(Recorded data)
— begin —

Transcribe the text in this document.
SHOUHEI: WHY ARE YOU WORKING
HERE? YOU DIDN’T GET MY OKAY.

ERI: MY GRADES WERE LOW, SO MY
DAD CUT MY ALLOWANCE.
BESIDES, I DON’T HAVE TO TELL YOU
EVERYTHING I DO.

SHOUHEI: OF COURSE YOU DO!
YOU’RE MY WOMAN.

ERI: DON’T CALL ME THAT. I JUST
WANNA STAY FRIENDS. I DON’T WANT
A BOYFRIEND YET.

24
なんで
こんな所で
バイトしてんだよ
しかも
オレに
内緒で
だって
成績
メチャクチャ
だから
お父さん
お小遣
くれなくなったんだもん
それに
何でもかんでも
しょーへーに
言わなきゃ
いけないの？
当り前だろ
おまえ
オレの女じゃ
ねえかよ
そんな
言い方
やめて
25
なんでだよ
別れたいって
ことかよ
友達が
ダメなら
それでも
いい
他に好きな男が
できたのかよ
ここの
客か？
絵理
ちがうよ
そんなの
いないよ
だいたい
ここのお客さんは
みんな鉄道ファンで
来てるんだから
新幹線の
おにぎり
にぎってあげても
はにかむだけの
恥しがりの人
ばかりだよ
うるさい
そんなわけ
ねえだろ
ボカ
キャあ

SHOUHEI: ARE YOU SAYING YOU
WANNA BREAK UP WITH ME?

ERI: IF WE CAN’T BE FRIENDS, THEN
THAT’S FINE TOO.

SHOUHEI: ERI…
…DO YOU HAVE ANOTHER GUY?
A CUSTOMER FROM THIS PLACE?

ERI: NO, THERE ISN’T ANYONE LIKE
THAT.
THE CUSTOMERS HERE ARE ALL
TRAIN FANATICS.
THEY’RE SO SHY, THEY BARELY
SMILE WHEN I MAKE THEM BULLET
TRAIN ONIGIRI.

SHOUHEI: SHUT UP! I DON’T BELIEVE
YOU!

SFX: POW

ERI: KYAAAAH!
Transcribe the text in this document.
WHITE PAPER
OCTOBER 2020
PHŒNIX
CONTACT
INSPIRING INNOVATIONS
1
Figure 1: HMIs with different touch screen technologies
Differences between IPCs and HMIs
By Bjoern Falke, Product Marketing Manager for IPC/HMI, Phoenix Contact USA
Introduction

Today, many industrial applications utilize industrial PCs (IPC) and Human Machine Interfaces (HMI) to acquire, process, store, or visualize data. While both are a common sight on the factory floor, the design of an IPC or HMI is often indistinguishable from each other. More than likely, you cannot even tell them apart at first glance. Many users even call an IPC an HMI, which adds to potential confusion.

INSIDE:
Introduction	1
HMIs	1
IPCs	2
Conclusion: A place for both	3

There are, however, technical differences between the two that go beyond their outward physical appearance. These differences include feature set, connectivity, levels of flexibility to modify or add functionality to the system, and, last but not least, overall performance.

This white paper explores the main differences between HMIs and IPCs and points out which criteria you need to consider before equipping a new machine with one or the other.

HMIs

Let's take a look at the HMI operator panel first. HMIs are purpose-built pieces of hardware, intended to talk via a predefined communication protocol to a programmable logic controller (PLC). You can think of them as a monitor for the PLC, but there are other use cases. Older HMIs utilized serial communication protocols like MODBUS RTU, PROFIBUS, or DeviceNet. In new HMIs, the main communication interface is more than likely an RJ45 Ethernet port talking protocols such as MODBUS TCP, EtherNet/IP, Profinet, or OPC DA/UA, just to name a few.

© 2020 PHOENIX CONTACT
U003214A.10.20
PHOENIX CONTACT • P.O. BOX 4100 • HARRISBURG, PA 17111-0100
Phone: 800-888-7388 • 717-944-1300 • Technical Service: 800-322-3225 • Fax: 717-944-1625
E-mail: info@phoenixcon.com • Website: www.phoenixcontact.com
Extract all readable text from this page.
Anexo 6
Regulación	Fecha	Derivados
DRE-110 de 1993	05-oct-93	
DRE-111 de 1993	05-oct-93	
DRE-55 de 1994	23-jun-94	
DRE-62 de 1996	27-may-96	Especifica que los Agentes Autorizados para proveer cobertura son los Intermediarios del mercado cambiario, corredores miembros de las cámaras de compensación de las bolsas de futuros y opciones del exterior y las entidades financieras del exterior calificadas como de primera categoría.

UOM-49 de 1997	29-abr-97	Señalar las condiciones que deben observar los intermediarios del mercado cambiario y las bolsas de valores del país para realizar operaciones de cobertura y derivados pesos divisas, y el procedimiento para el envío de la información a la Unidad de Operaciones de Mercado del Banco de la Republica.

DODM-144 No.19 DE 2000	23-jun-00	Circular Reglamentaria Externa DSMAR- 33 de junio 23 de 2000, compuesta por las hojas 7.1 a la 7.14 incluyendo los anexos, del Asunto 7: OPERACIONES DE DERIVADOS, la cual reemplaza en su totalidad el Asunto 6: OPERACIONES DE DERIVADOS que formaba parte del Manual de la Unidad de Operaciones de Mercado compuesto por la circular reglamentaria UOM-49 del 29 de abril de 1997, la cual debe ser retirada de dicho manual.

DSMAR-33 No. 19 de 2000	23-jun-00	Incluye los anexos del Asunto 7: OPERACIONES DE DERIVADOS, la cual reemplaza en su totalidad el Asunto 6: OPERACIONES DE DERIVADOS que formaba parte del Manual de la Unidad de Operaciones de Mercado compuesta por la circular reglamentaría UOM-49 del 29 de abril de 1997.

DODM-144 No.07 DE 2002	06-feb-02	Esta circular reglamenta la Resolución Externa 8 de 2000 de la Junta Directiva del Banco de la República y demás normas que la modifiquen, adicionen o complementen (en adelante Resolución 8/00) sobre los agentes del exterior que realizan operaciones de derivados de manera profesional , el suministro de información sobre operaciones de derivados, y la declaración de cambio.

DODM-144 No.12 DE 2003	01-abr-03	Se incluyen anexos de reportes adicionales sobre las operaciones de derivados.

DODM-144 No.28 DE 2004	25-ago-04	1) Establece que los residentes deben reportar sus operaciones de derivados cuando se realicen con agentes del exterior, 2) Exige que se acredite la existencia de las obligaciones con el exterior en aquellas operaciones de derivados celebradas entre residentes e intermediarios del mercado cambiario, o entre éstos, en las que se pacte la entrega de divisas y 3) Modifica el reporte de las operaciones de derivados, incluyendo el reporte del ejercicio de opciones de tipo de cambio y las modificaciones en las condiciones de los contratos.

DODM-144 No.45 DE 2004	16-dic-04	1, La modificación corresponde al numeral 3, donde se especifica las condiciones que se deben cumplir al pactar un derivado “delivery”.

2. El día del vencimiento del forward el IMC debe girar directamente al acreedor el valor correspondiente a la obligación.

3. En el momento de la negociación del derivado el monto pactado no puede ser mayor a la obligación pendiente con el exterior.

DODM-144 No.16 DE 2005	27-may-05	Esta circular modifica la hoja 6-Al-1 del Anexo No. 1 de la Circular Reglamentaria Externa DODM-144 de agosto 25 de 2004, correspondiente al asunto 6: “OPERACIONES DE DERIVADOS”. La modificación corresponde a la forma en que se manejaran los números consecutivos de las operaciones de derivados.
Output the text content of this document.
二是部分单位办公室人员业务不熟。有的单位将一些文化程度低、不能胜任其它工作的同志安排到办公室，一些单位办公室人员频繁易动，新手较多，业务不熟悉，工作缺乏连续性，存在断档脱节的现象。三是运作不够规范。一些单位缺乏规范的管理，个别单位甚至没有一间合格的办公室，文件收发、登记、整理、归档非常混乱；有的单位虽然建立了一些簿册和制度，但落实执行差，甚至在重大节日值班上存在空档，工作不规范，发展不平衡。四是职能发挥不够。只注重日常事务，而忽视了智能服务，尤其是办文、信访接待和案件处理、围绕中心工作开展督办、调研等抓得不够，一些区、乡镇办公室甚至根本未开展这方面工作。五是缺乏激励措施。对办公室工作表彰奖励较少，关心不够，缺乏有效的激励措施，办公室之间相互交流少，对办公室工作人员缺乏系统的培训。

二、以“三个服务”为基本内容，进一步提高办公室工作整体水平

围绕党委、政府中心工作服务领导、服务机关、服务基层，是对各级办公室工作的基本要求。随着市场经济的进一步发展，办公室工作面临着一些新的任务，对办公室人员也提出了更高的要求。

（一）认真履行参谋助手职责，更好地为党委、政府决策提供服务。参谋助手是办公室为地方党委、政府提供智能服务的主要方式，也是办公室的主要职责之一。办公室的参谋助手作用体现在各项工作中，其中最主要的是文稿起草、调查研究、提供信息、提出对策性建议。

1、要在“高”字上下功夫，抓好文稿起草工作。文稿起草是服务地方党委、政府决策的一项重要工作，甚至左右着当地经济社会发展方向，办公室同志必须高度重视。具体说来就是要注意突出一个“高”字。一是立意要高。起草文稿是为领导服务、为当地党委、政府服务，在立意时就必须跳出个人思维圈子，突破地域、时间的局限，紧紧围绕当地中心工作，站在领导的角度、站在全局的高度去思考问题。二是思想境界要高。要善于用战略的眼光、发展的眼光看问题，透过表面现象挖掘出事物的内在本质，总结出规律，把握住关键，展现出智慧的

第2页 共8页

— end —

TASK DIRECTIONS: Return every line of the preceding records in which the word "first" appears.

SOLUTION BELOW:
Today, many industrial applications utilize industrial PCs (IPC) and Human Machine Interfaces (HMI) to acquire, process, store, or visualize data. While both are a common sight on the factory floor, the design of an IPC or HMI is often indistinguishable from each other. More than likely, you cannot even tell them apart at first glance. Many users even call an IPC an HMI, which adds to potential confusion.
Let's take a look at the HMI operator panel first. HMIs are purpose-built pieces of hardware, intended to talk via a predefined communication protocol to a programmable logic controller (PLC). You can think of them as a monitor for the PLC, but there are other use cases. Older HMIs utilized serial communication protocols like MODBUS RTU, PROFIBUS, or DeviceNet. In new HMIs, the main communication interface is more than likely an RJ45 Ethernet port talking protocols such as MODBUS TCP, EtherNet/IP, Profinet, or OPC DA/UA, just to name a few.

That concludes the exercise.